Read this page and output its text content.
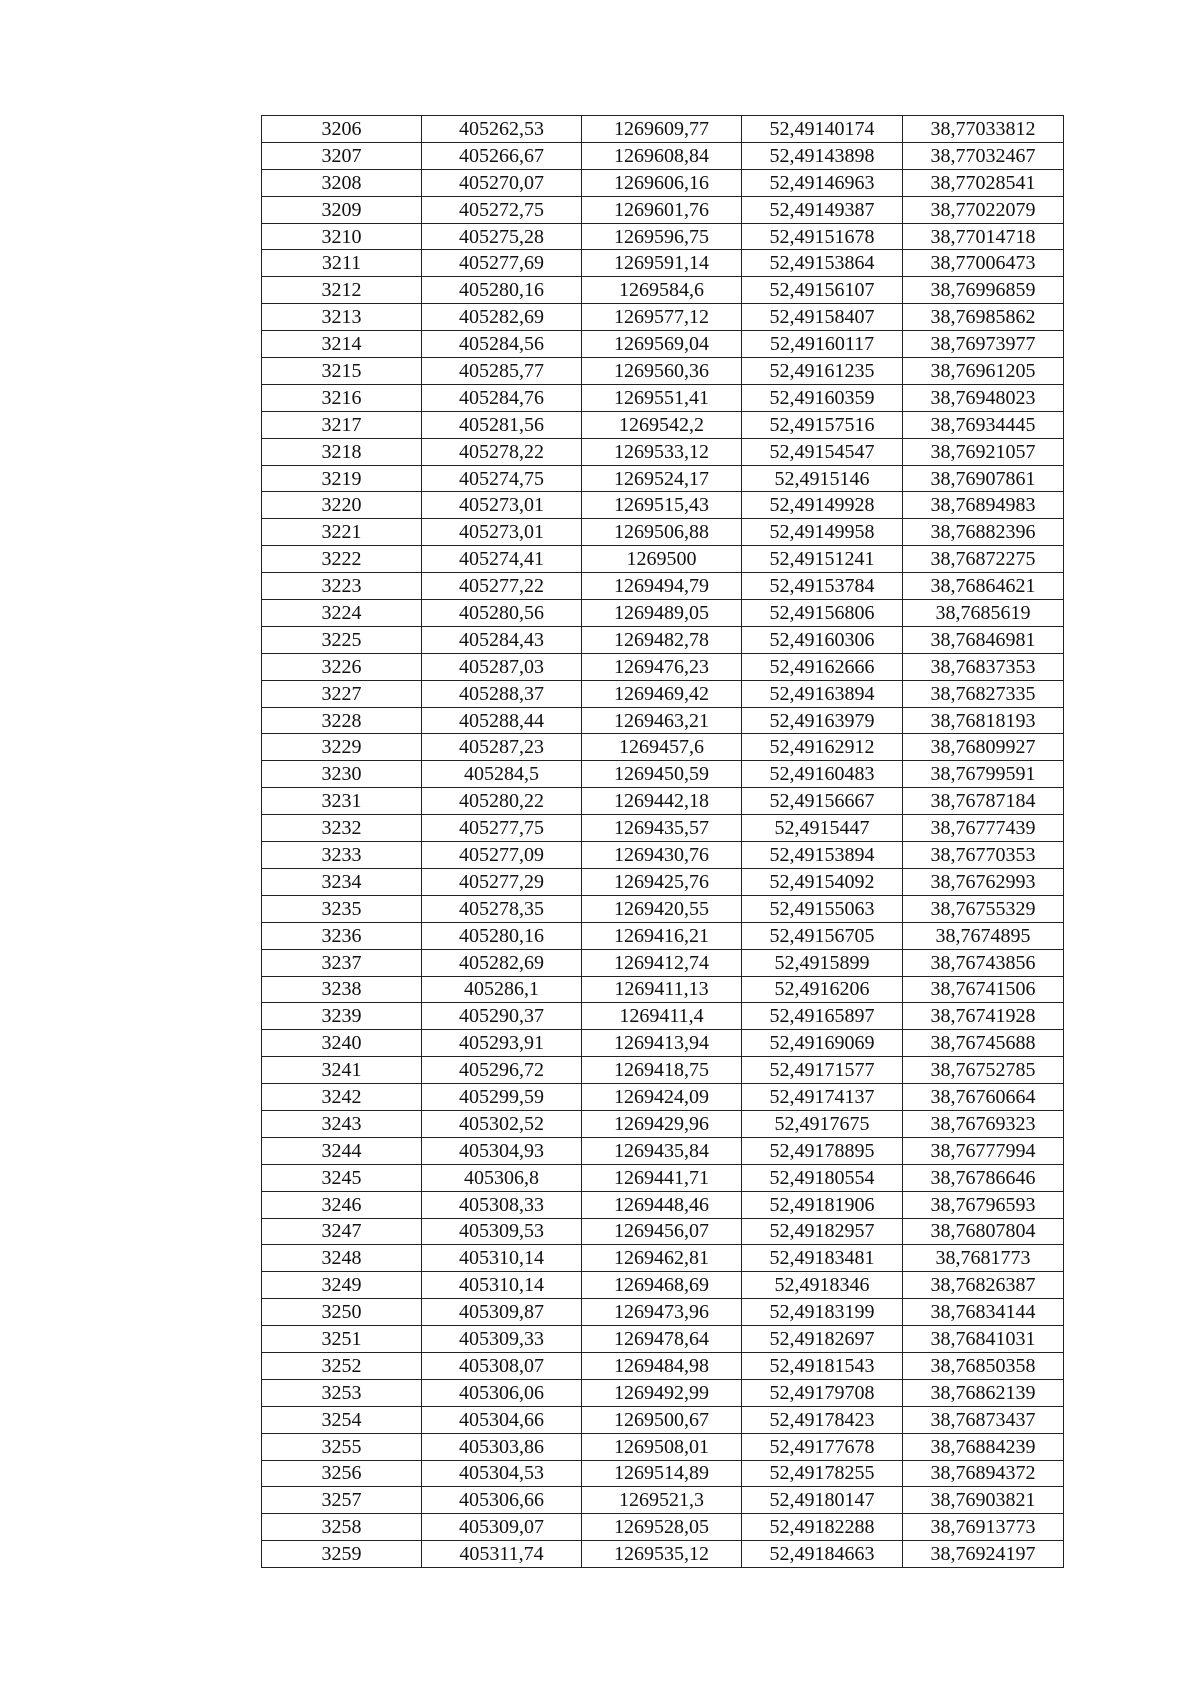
3206	405262,53	1269609,77	52,49140174	38,77033812
3207	405266,67	1269608,84	52,49143898	38,77032467
3208	405270,07	1269606,16	52,49146963	38,77028541
3209	405272,75	1269601,76	52,49149387	38,77022079
3210	405275,28	1269596,75	52,49151678	38,77014718
3211	405277,69	1269591,14	52,49153864	38,77006473
3212	405280,16	1269584,6	52,49156107	38,76996859
3213	405282,69	1269577,12	52,49158407	38,76985862
3214	405284,56	1269569,04	52,49160117	38,76973977
3215	405285,77	1269560,36	52,49161235	38,76961205
3216	405284,76	1269551,41	52,49160359	38,76948023
3217	405281,56	1269542,2	52,49157516	38,76934445
3218	405278,22	1269533,12	52,49154547	38,76921057
3219	405274,75	1269524,17	52,4915146	38,76907861
3220	405273,01	1269515,43	52,49149928	38,76894983
3221	405273,01	1269506,88	52,49149958	38,76882396
3222	405274,41	1269500	52,49151241	38,76872275
3223	405277,22	1269494,79	52,49153784	38,76864621
3224	405280,56	1269489,05	52,49156806	38,7685619
3225	405284,43	1269482,78	52,49160306	38,76846981
3226	405287,03	1269476,23	52,49162666	38,76837353
3227	405288,37	1269469,42	52,49163894	38,76827335
3228	405288,44	1269463,21	52,49163979	38,76818193
3229	405287,23	1269457,6	52,49162912	38,76809927
3230	405284,5	1269450,59	52,49160483	38,76799591
3231	405280,22	1269442,18	52,49156667	38,76787184
3232	405277,75	1269435,57	52,4915447	38,76777439
3233	405277,09	1269430,76	52,49153894	38,76770353
3234	405277,29	1269425,76	52,49154092	38,76762993
3235	405278,35	1269420,55	52,49155063	38,76755329
3236	405280,16	1269416,21	52,49156705	38,7674895
3237	405282,69	1269412,74	52,4915899	38,76743856
3238	405286,1	1269411,13	52,4916206	38,76741506
3239	405290,37	1269411,4	52,49165897	38,76741928
3240	405293,91	1269413,94	52,49169069	38,76745688
3241	405296,72	1269418,75	52,49171577	38,76752785
3242	405299,59	1269424,09	52,49174137	38,76760664
3243	405302,52	1269429,96	52,4917675	38,76769323
3244	405304,93	1269435,84	52,49178895	38,76777994
3245	405306,8	1269441,71	52,49180554	38,76786646
3246	405308,33	1269448,46	52,49181906	38,76796593
3247	405309,53	1269456,07	52,49182957	38,76807804
3248	405310,14	1269462,81	52,49183481	38,7681773
3249	405310,14	1269468,69	52,4918346	38,76826387
3250	405309,87	1269473,96	52,49183199	38,76834144
3251	405309,33	1269478,64	52,49182697	38,76841031
3252	405308,07	1269484,98	52,49181543	38,76850358
3253	405306,06	1269492,99	52,49179708	38,76862139
3254	405304,66	1269500,67	52,49178423	38,76873437
3255	405303,86	1269508,01	52,49177678	38,76884239
3256	405304,53	1269514,89	52,49178255	38,76894372
3257	405306,66	1269521,3	52,49180147	38,76903821
3258	405309,07	1269528,05	52,49182288	38,76913773
3259	405311,74	1269535,12	52,49184663	38,76924197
- - -
**Challenge**
Copy out all the entries exactly. Images stay out of the copy.

**Final answer**
Read this page and output its text content.
3206	405262,53	1269609,77	52,49140174	38,77033812
3207	405266,67	1269608,84	52,49143898	38,77032467
3208	405270,07	1269606,16	52,49146963	38,77028541
3209	405272,75	1269601,76	52,49149387	38,77022079
3210	405275,28	1269596,75	52,49151678	38,77014718
3211	405277,69	1269591,14	52,49153864	38,77006473
3212	405280,16	1269584,6	52,49156107	38,76996859
3213	405282,69	1269577,12	52,49158407	38,76985862
3214	405284,56	1269569,04	52,49160117	38,76973977
3215	405285,77	1269560,36	52,49161235	38,76961205
3216	405284,76	1269551,41	52,49160359	38,76948023
3217	405281,56	1269542,2	52,49157516	38,76934445
3218	405278,22	1269533,12	52,49154547	38,76921057
3219	405274,75	1269524,17	52,4915146	38,76907861
3220	405273,01	1269515,43	52,49149928	38,76894983
3221	405273,01	1269506,88	52,49149958	38,76882396
3222	405274,41	1269500	52,49151241	38,76872275
3223	405277,22	1269494,79	52,49153784	38,76864621
3224	405280,56	1269489,05	52,49156806	38,7685619
3225	405284,43	1269482,78	52,49160306	38,76846981
3226	405287,03	1269476,23	52,49162666	38,76837353
3227	405288,37	1269469,42	52,49163894	38,76827335
3228	405288,44	1269463,21	52,49163979	38,76818193
3229	405287,23	1269457,6	52,49162912	38,76809927
3230	405284,5	1269450,59	52,49160483	38,76799591
3231	405280,22	1269442,18	52,49156667	38,76787184
3232	405277,75	1269435,57	52,4915447	38,76777439
3233	405277,09	1269430,76	52,49153894	38,76770353
3234	405277,29	1269425,76	52,49154092	38,76762993
3235	405278,35	1269420,55	52,49155063	38,76755329
3236	405280,16	1269416,21	52,49156705	38,7674895
3237	405282,69	1269412,74	52,4915899	38,76743856
3238	405286,1	1269411,13	52,4916206	38,76741506
3239	405290,37	1269411,4	52,49165897	38,76741928
3240	405293,91	1269413,94	52,49169069	38,76745688
3241	405296,72	1269418,75	52,49171577	38,76752785
3242	405299,59	1269424,09	52,49174137	38,76760664
3243	405302,52	1269429,96	52,4917675	38,76769323
3244	405304,93	1269435,84	52,49178895	38,76777994
3245	405306,8	1269441,71	52,49180554	38,76786646
3246	405308,33	1269448,46	52,49181906	38,76796593
3247	405309,53	1269456,07	52,49182957	38,76807804
3248	405310,14	1269462,81	52,49183481	38,7681773
3249	405310,14	1269468,69	52,4918346	38,76826387
3250	405309,87	1269473,96	52,49183199	38,76834144
3251	405309,33	1269478,64	52,49182697	38,76841031
3252	405308,07	1269484,98	52,49181543	38,76850358
3253	405306,06	1269492,99	52,49179708	38,76862139
3254	405304,66	1269500,67	52,49178423	38,76873437
3255	405303,86	1269508,01	52,49177678	38,76884239
3256	405304,53	1269514,89	52,49178255	38,76894372
3257	405306,66	1269521,3	52,49180147	38,76903821
3258	405309,07	1269528,05	52,49182288	38,76913773
3259	405311,74	1269535,12	52,49184663	38,76924197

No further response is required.